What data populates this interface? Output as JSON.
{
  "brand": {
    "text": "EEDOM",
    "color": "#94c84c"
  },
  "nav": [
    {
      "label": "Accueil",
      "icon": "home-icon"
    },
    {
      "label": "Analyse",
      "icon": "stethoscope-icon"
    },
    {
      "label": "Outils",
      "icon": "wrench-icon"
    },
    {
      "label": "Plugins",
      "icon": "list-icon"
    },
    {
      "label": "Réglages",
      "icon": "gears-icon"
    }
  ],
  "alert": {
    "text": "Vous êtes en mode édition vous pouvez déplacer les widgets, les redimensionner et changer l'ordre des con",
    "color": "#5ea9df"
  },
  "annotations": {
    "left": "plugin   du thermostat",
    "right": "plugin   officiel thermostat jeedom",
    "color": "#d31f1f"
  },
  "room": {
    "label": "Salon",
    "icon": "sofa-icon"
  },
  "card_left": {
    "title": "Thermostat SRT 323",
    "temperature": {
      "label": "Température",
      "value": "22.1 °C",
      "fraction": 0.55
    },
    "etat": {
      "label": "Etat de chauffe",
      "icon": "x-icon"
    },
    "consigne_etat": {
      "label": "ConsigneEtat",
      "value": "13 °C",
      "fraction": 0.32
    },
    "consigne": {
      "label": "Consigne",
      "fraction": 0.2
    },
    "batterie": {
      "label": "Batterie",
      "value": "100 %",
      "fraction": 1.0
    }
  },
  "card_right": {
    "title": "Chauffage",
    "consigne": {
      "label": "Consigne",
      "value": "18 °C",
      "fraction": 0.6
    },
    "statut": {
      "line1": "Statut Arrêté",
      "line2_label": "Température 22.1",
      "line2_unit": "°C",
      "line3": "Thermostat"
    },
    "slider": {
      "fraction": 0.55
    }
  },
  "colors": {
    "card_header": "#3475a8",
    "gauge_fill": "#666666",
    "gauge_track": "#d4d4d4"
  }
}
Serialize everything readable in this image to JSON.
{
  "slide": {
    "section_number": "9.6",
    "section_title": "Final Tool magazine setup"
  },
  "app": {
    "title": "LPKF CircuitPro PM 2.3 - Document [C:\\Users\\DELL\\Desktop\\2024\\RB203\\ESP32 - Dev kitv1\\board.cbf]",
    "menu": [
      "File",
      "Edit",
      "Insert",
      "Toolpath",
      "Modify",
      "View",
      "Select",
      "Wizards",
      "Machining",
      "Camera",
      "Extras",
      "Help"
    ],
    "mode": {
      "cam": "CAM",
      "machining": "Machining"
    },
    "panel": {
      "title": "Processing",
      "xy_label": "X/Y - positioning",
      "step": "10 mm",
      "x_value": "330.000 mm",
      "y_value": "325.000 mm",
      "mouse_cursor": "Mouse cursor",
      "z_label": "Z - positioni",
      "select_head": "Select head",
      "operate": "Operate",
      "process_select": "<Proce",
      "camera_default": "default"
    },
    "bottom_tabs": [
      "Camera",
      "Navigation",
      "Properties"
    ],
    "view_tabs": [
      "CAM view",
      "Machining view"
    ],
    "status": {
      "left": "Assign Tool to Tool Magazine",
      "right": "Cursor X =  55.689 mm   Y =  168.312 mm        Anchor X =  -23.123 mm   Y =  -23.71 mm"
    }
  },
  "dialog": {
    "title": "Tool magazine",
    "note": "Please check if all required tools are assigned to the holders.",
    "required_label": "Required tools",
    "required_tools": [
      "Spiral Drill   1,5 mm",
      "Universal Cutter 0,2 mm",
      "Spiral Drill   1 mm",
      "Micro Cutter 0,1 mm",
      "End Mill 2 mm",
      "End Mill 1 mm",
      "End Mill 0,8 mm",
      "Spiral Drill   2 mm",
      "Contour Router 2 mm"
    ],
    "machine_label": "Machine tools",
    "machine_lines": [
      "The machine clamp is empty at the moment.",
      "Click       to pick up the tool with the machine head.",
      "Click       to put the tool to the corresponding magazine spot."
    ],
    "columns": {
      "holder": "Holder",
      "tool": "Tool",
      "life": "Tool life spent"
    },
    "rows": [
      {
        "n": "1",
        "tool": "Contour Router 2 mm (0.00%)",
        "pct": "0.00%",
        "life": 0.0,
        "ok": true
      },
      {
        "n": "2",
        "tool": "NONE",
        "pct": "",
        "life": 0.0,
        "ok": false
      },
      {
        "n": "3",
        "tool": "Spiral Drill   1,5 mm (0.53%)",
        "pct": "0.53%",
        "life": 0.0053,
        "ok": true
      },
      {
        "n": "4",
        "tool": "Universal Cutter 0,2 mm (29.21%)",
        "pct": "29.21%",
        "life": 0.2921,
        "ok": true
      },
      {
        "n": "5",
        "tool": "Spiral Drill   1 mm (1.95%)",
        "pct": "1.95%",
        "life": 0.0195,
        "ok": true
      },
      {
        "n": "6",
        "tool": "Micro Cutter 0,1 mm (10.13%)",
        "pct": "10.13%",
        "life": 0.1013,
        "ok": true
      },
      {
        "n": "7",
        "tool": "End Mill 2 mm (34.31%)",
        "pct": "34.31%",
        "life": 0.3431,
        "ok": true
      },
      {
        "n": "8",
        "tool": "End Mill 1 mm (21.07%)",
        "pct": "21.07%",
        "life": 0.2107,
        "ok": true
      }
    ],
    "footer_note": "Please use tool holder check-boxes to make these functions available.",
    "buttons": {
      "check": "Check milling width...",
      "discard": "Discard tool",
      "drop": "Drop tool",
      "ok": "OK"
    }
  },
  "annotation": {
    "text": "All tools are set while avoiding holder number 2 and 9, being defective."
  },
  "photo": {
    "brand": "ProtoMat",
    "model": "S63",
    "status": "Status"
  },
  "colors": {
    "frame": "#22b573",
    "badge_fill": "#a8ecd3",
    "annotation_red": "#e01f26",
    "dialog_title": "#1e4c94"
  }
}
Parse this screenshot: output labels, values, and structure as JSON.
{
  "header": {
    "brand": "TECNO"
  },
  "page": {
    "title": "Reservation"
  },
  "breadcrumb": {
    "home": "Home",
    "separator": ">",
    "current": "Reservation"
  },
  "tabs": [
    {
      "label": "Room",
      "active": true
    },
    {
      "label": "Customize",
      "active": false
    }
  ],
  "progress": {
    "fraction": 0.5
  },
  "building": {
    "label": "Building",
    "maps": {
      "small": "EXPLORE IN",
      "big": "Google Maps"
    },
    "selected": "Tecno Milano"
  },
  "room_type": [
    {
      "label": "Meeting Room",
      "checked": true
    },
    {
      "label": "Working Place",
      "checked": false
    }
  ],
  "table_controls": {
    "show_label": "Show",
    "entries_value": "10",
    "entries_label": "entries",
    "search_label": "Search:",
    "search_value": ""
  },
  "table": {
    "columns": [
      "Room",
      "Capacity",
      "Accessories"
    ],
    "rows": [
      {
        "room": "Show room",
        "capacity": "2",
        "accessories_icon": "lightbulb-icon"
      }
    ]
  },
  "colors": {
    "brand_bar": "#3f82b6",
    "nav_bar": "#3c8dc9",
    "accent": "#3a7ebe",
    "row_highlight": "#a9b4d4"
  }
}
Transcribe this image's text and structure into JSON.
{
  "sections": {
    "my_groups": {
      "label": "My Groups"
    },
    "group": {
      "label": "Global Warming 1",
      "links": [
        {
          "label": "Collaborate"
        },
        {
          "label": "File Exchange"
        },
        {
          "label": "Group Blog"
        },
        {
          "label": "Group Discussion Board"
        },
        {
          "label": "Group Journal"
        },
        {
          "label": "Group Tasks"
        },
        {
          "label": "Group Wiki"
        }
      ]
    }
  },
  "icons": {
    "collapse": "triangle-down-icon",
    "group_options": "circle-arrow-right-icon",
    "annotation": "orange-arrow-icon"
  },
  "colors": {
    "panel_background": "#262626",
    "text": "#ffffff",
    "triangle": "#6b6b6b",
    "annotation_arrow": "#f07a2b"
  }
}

....................

◆ **Written instruction**: Once more, set down the full listing, verbatim.

◆ **Task solution**:
What data populates this interface? Output as JSON.
{
  "brand": {
    "text": "EEDOM",
    "color": "#94c84c"
  },
  "nav": [
    {
      "label": "Accueil",
      "icon": "home-icon"
    },
    {
      "label": "Analyse",
      "icon": "stethoscope-icon"
    },
    {
      "label": "Outils",
      "icon": "wrench-icon"
    },
    {
      "label": "Plugins",
      "icon": "list-icon"
    },
    {
      "label": "Réglages",
      "icon": "gears-icon"
    }
  ],
  "alert": {
    "text": "Vous êtes en mode édition vous pouvez déplacer les widgets, les redimensionner et changer l'ordre des con",
    "color": "#5ea9df"
  },
  "annotations": {
    "left": "plugin   du thermostat",
    "right": "plugin   officiel thermostat jeedom",
    "color": "#d31f1f"
  },
  "room": {
    "label": "Salon",
    "icon": "sofa-icon"
  },
  "card_left": {
    "title": "Thermostat SRT 323",
    "temperature": {
      "label": "Température",
      "value": "22.1 °C",
      "fraction": 0.55
    },
    "etat": {
      "label": "Etat de chauffe",
      "icon": "x-icon"
    },
    "consigne_etat": {
      "label": "ConsigneEtat",
      "value": "13 °C",
      "fraction": 0.32
    },
    "consigne": {
      "label": "Consigne",
      "fraction": 0.2
    },
    "batterie": {
      "label": "Batterie",
      "value": "100 %",
      "fraction": 1.0
    }
  },
  "card_right": {
    "title": "Chauffage",
    "consigne": {
      "label": "Consigne",
      "value": "18 °C",
      "fraction": 0.6
    },
    "statut": {
      "line1": "Statut Arrêté",
      "line2_label": "Température 22.1",
      "line2_unit": "°C",
      "line3": "Thermostat"
    },
    "slider": {
      "fraction": 0.55
    }
  },
  "colors": {
    "card_header": "#3475a8",
    "gauge_fill": "#666666",
    "gauge_track": "#d4d4d4"
  }
}
Serialize everything readable in this image to JSON.
{
  "slide": {
    "section_number": "9.6",
    "section_title": "Final Tool magazine setup"
  },
  "app": {
    "title": "LPKF CircuitPro PM 2.3 - Document [C:\\Users\\DELL\\Desktop\\2024\\RB203\\ESP32 - Dev kitv1\\board.cbf]",
    "menu": [
      "File",
      "Edit",
      "Insert",
      "Toolpath",
      "Modify",
      "View",
      "Select",
      "Wizards",
      "Machining",
      "Camera",
      "Extras",
      "Help"
    ],
    "mode": {
      "cam": "CAM",
      "machining": "Machining"
    },
    "panel": {
      "title": "Processing",
      "xy_label": "X/Y - positioning",
      "step": "10 mm",
      "x_value": "330.000 mm",
      "y_value": "325.000 mm",
      "mouse_cursor": "Mouse cursor",
      "z_label": "Z - positioni",
      "select_head": "Select head",
      "operate": "Operate",
      "process_select": "<Proce",
      "camera_default": "default"
    },
    "bottom_tabs": [
      "Camera",
      "Navigation",
      "Properties"
    ],
    "view_tabs": [
      "CAM view",
      "Machining view"
    ],
    "status": {
      "left": "Assign Tool to Tool Magazine",
      "right": "Cursor X =  55.689 mm   Y =  168.312 mm        Anchor X =  -23.123 mm   Y =  -23.71 mm"
    }
  },
  "dialog": {
    "title": "Tool magazine",
    "note": "Please check if all required tools are assigned to the holders.",
    "required_label": "Required tools",
    "required_tools": [
      "Spiral Drill   1,5 mm",
      "Universal Cutter 0,2 mm",
      "Spiral Drill   1 mm",
      "Micro Cutter 0,1 mm",
      "End Mill 2 mm",
      "End Mill 1 mm",
      "End Mill 0,8 mm",
      "Spiral Drill   2 mm",
      "Contour Router 2 mm"
    ],
    "machine_label": "Machine tools",
    "machine_lines": [
      "The machine clamp is empty at the moment.",
      "Click       to pick up the tool with the machine head.",
      "Click       to put the tool to the corresponding magazine spot."
    ],
    "columns": {
      "holder": "Holder",
      "tool": "Tool",
      "life": "Tool life spent"
    },
    "rows": [
      {
        "n": "1",
        "tool": "Contour Router 2 mm (0.00%)",
        "pct": "0.00%",
        "life": 0.0,
        "ok": true
      },
      {
        "n": "2",
        "tool": "NONE",
        "pct": "",
        "life": 0.0,
        "ok": false
      },
      {
        "n": "3",
        "tool": "Spiral Drill   1,5 mm (0.53%)",
        "pct": "0.53%",
        "life": 0.0053,
        "ok": true
      },
      {
        "n": "4",
        "tool": "Universal Cutter 0,2 mm (29.21%)",
        "pct": "29.21%",
        "life": 0.2921,
        "ok": true
      },
      {
        "n": "5",
        "tool": "Spiral Drill   1 mm (1.95%)",
        "pct": "1.95%",
        "life": 0.0195,
        "ok": true
      },
      {
        "n": "6",
        "tool": "Micro Cutter 0,1 mm (10.13%)",
        "pct": "10.13%",
        "life": 0.1013,
        "ok": true
      },
      {
        "n": "7",
        "tool": "End Mill 2 mm (34.31%)",
        "pct": "34.31%",
        "life": 0.3431,
        "ok": true
      },
      {
        "n": "8",
        "tool": "End Mill 1 mm (21.07%)",
        "pct": "21.07%",
        "life": 0.2107,
        "ok": true
      }
    ],
    "footer_note": "Please use tool holder check-boxes to make these functions available.",
    "buttons": {
      "check": "Check milling width...",
      "discard": "Discard tool",
      "drop": "Drop tool",
      "ok": "OK"
    }
  },
  "annotation": {
    "text": "All tools are set while avoiding holder number 2 and 9, being defective."
  },
  "photo": {
    "brand": "ProtoMat",
    "model": "S63",
    "status": "Status"
  },
  "colors": {
    "frame": "#22b573",
    "badge_fill": "#a8ecd3",
    "annotation_red": "#e01f26",
    "dialog_title": "#1e4c94"
  }
}
Parse this screenshot: output labels, values, and structure as JSON.
{
  "header": {
    "brand": "TECNO"
  },
  "page": {
    "title": "Reservation"
  },
  "breadcrumb": {
    "home": "Home",
    "separator": ">",
    "current": "Reservation"
  },
  "tabs": [
    {
      "label": "Room",
      "active": true
    },
    {
      "label": "Customize",
      "active": false
    }
  ],
  "progress": {
    "fraction": 0.5
  },
  "building": {
    "label": "Building",
    "maps": {
      "small": "EXPLORE IN",
      "big": "Google Maps"
    },
    "selected": "Tecno Milano"
  },
  "room_type": [
    {
      "label": "Meeting Room",
      "checked": true
    },
    {
      "label": "Working Place",
      "checked": false
    }
  ],
  "table_controls": {
    "show_label": "Show",
    "entries_value": "10",
    "entries_label": "entries",
    "search_label": "Search:",
    "search_value": ""
  },
  "table": {
    "columns": [
      "Room",
      "Capacity",
      "Accessories"
    ],
    "rows": [
      {
        "room": "Show room",
        "capacity": "2",
        "accessories_icon": "lightbulb-icon"
      }
    ]
  },
  "colors": {
    "brand_bar": "#3f82b6",
    "nav_bar": "#3c8dc9",
    "accent": "#3a7ebe",
    "row_highlight": "#a9b4d4"
  }
}
Transcribe this image's text and structure into JSON.
{
  "sections": {
    "my_groups": {
      "label": "My Groups"
    },
    "group": {
      "label": "Global Warming 1",
      "links": [
        {
          "label": "Collaborate"
        },
        {
          "label": "File Exchange"
        },
        {
          "label": "Group Blog"
        },
        {
          "label": "Group Discussion Board"
        },
        {
          "label": "Group Journal"
        },
        {
          "label": "Group Tasks"
        },
        {
          "label": "Group Wiki"
        }
      ]
    }
  },
  "icons": {
    "collapse": "triangle-down-icon",
    "group_options": "circle-arrow-right-icon",
    "annotation": "orange-arrow-icon"
  },
  "colors": {
    "panel_background": "#262626",
    "text": "#ffffff",
    "triangle": "#6b6b6b",
    "annotation_arrow": "#f07a2b"
  }
}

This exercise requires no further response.